GOAL:
Make an exact copy of the lines, leaving the pictures out.
- - - -
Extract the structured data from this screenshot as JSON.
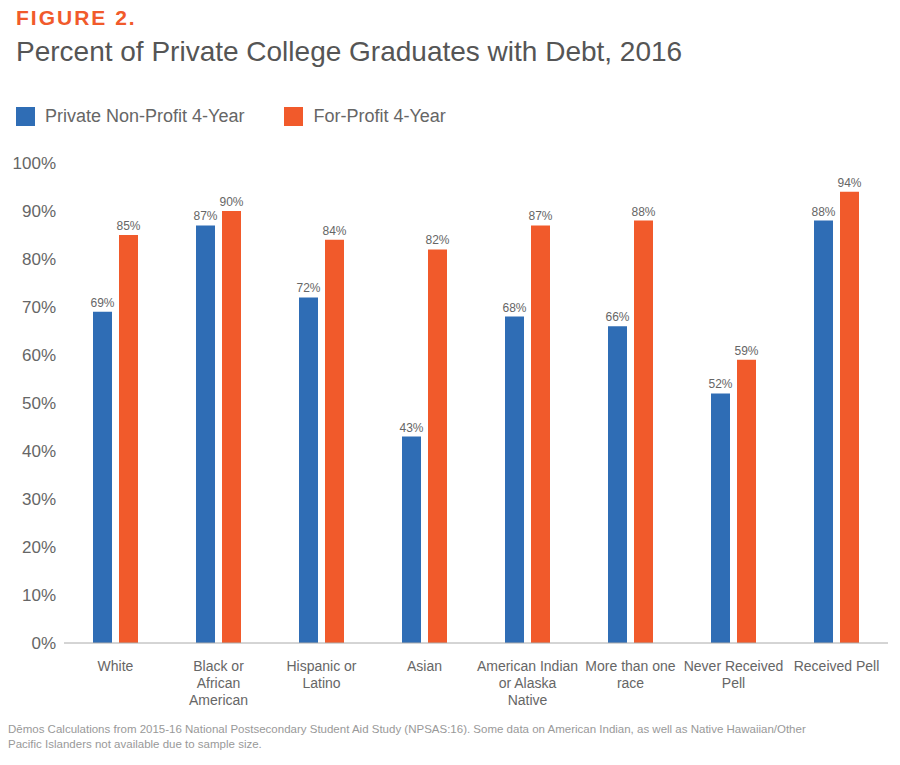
{
  "chart_data": {
    "type": "bar",
    "figure_label": "FIGURE 2.",
    "title": "Percent of Private College Graduates with Debt, 2016",
    "source": "Dēmos Calculations from 2015-16 National Postsecondary Student Aid Study (NPSAS:16). Some data on American Indian, as well as Native Hawaiian/Other Pacific Islanders not available due to sample size.",
    "categories": [
      "White",
      "Black or African American",
      "Hispanic or Latino",
      "Asian",
      "American Indian or Alaska Native",
      "More than one race",
      "Never Received Pell",
      "Received Pell"
    ],
    "series": [
      {
        "name": "Private Non-Profit 4-Year",
        "color": "#2f6db5",
        "values": [
          69,
          87,
          72,
          43,
          68,
          66,
          52,
          88
        ],
        "value_labels": [
          "69%",
          "87%",
          "72%",
          "43%",
          "68%",
          "66%",
          "52%",
          "88%"
        ]
      },
      {
        "name": "For-Profit 4-Year",
        "color": "#f15a2b",
        "values": [
          85,
          90,
          84,
          82,
          87,
          88,
          59,
          94
        ],
        "value_labels": [
          "85%",
          "90%",
          "84%",
          "82%",
          "87%",
          "88%",
          "59%",
          "94%"
        ]
      }
    ],
    "ylim": [
      0,
      100
    ],
    "yticks": [
      {
        "value": 0,
        "label": "0%"
      },
      {
        "value": 10,
        "label": "10%"
      },
      {
        "value": 20,
        "label": "20%"
      },
      {
        "value": 30,
        "label": "30%"
      },
      {
        "value": 40,
        "label": "40%"
      },
      {
        "value": 50,
        "label": "50%"
      },
      {
        "value": 60,
        "label": "60%"
      },
      {
        "value": 70,
        "label": "70%"
      },
      {
        "value": 80,
        "label": "80%"
      },
      {
        "value": 90,
        "label": "90%"
      },
      {
        "value": 100,
        "label": "100%"
      }
    ],
    "grid": false,
    "legend": "top-left",
    "data_labels": true
  }
}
- - - -
RESULT OF THIS EXERCISE:
Extract the structured data from this screenshot as JSON.
{
  "chart_data": {
    "type": "bar",
    "figure_label": "FIGURE 2.",
    "title": "Percent of Private College Graduates with Debt, 2016",
    "source": "Dēmos Calculations from 2015-16 National Postsecondary Student Aid Study (NPSAS:16). Some data on American Indian, as well as Native Hawaiian/Other Pacific Islanders not available due to sample size.",
    "categories": [
      "White",
      "Black or African American",
      "Hispanic or Latino",
      "Asian",
      "American Indian or Alaska Native",
      "More than one race",
      "Never Received Pell",
      "Received Pell"
    ],
    "series": [
      {
        "name": "Private Non-Profit 4-Year",
        "color": "#2f6db5",
        "values": [
          69,
          87,
          72,
          43,
          68,
          66,
          52,
          88
        ],
        "value_labels": [
          "69%",
          "87%",
          "72%",
          "43%",
          "68%",
          "66%",
          "52%",
          "88%"
        ]
      },
      {
        "name": "For-Profit 4-Year",
        "color": "#f15a2b",
        "values": [
          85,
          90,
          84,
          82,
          87,
          88,
          59,
          94
        ],
        "value_labels": [
          "85%",
          "90%",
          "84%",
          "82%",
          "87%",
          "88%",
          "59%",
          "94%"
        ]
      }
    ],
    "ylim": [
      0,
      100
    ],
    "yticks": [
      {
        "value": 0,
        "label": "0%"
      },
      {
        "value": 10,
        "label": "10%"
      },
      {
        "value": 20,
        "label": "20%"
      },
      {
        "value": 30,
        "label": "30%"
      },
      {
        "value": 40,
        "label": "40%"
      },
      {
        "value": 50,
        "label": "50%"
      },
      {
        "value": 60,
        "label": "60%"
      },
      {
        "value": 70,
        "label": "70%"
      },
      {
        "value": 80,
        "label": "80%"
      },
      {
        "value": 90,
        "label": "90%"
      },
      {
        "value": 100,
        "label": "100%"
      }
    ],
    "grid": false,
    "legend": "top-left",
    "data_labels": true
  }
}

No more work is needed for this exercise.